[What you should do] Restate the full set of records exactly, without adding or dropping a word.

[Dataset items]

────────────────────────────────────────

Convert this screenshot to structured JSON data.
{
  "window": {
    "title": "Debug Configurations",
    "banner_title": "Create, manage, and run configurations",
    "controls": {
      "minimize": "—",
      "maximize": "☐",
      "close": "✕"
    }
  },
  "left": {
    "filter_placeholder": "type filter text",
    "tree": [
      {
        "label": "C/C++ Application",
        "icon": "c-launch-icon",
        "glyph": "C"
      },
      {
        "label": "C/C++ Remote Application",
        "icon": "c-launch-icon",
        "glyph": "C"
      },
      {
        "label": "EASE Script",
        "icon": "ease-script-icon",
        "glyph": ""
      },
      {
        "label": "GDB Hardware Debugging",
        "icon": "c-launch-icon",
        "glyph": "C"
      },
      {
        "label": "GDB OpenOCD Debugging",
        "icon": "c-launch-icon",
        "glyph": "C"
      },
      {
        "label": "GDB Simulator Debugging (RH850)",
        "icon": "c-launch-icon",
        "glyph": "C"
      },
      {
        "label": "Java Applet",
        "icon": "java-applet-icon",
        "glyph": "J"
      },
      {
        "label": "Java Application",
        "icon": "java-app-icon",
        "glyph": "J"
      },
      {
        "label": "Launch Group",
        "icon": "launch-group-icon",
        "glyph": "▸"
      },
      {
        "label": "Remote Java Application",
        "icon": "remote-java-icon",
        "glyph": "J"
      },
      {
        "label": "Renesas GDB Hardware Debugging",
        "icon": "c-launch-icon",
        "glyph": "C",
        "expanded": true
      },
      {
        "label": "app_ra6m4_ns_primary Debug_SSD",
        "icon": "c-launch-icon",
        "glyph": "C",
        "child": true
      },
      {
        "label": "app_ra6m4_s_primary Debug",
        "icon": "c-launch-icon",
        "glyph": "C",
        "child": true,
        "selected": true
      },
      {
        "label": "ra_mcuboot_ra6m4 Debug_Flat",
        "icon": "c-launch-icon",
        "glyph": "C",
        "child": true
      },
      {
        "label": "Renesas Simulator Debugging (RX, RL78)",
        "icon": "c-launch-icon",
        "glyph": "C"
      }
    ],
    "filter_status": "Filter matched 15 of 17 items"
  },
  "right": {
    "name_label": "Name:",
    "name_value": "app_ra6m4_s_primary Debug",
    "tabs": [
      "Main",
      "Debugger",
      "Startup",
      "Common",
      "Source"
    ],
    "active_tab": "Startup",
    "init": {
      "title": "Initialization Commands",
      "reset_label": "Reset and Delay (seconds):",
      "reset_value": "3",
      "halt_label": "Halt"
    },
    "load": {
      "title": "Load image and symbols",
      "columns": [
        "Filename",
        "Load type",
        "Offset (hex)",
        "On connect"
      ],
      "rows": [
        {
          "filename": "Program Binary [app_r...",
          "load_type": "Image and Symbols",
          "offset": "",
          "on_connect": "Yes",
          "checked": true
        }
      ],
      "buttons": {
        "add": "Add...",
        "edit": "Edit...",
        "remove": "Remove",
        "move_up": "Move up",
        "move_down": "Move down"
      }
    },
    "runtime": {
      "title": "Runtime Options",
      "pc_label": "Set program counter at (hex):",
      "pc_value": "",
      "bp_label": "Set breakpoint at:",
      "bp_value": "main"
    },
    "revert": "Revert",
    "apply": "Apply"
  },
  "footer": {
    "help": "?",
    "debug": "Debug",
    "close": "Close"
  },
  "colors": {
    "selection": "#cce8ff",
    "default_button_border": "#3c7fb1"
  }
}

────────────────────────────────────────

[Exercise solution]
Convert this screenshot to structured JSON data.
{
  "window": {
    "title": "Debug Configurations",
    "banner_title": "Create, manage, and run configurations",
    "controls": {
      "minimize": "—",
      "maximize": "☐",
      "close": "✕"
    }
  },
  "left": {
    "filter_placeholder": "type filter text",
    "tree": [
      {
        "label": "C/C++ Application",
        "icon": "c-launch-icon",
        "glyph": "C"
      },
      {
        "label": "C/C++ Remote Application",
        "icon": "c-launch-icon",
        "glyph": "C"
      },
      {
        "label": "EASE Script",
        "icon": "ease-script-icon",
        "glyph": ""
      },
      {
        "label": "GDB Hardware Debugging",
        "icon": "c-launch-icon",
        "glyph": "C"
      },
      {
        "label": "GDB OpenOCD Debugging",
        "icon": "c-launch-icon",
        "glyph": "C"
      },
      {
        "label": "GDB Simulator Debugging (RH850)",
        "icon": "c-launch-icon",
        "glyph": "C"
      },
      {
        "label": "Java Applet",
        "icon": "java-applet-icon",
        "glyph": "J"
      },
      {
        "label": "Java Application",
        "icon": "java-app-icon",
        "glyph": "J"
      },
      {
        "label": "Launch Group",
        "icon": "launch-group-icon",
        "glyph": "▸"
      },
      {
        "label": "Remote Java Application",
        "icon": "remote-java-icon",
        "glyph": "J"
      },
      {
        "label": "Renesas GDB Hardware Debugging",
        "icon": "c-launch-icon",
        "glyph": "C",
        "expanded": true
      },
      {
        "label": "app_ra6m4_ns_primary Debug_SSD",
        "icon": "c-launch-icon",
        "glyph": "C",
        "child": true
      },
      {
        "label": "app_ra6m4_s_primary Debug",
        "icon": "c-launch-icon",
        "glyph": "C",
        "child": true,
        "selected": true
      },
      {
        "label": "ra_mcuboot_ra6m4 Debug_Flat",
        "icon": "c-launch-icon",
        "glyph": "C",
        "child": true
      },
      {
        "label": "Renesas Simulator Debugging (RX, RL78)",
        "icon": "c-launch-icon",
        "glyph": "C"
      }
    ],
    "filter_status": "Filter matched 15 of 17 items"
  },
  "right": {
    "name_label": "Name:",
    "name_value": "app_ra6m4_s_primary Debug",
    "tabs": [
      "Main",
      "Debugger",
      "Startup",
      "Common",
      "Source"
    ],
    "active_tab": "Startup",
    "init": {
      "title": "Initialization Commands",
      "reset_label": "Reset and Delay (seconds):",
      "reset_value": "3",
      "halt_label": "Halt"
    },
    "load": {
      "title": "Load image and symbols",
      "columns": [
        "Filename",
        "Load type",
        "Offset (hex)",
        "On connect"
      ],
      "rows": [
        {
          "filename": "Program Binary [app_r...",
          "load_type": "Image and Symbols",
          "offset": "",
          "on_connect": "Yes",
          "checked": true
        }
      ],
      "buttons": {
        "add": "Add...",
        "edit": "Edit...",
        "remove": "Remove",
        "move_up": "Move up",
        "move_down": "Move down"
      }
    },
    "runtime": {
      "title": "Runtime Options",
      "pc_label": "Set program counter at (hex):",
      "pc_value": "",
      "bp_label": "Set breakpoint at:",
      "bp_value": "main"
    },
    "revert": "Revert",
    "apply": "Apply"
  },
  "footer": {
    "help": "?",
    "debug": "Debug",
    "close": "Close"
  },
  "colors": {
    "selection": "#cce8ff",
    "default_button_border": "#3c7fb1"
  }
}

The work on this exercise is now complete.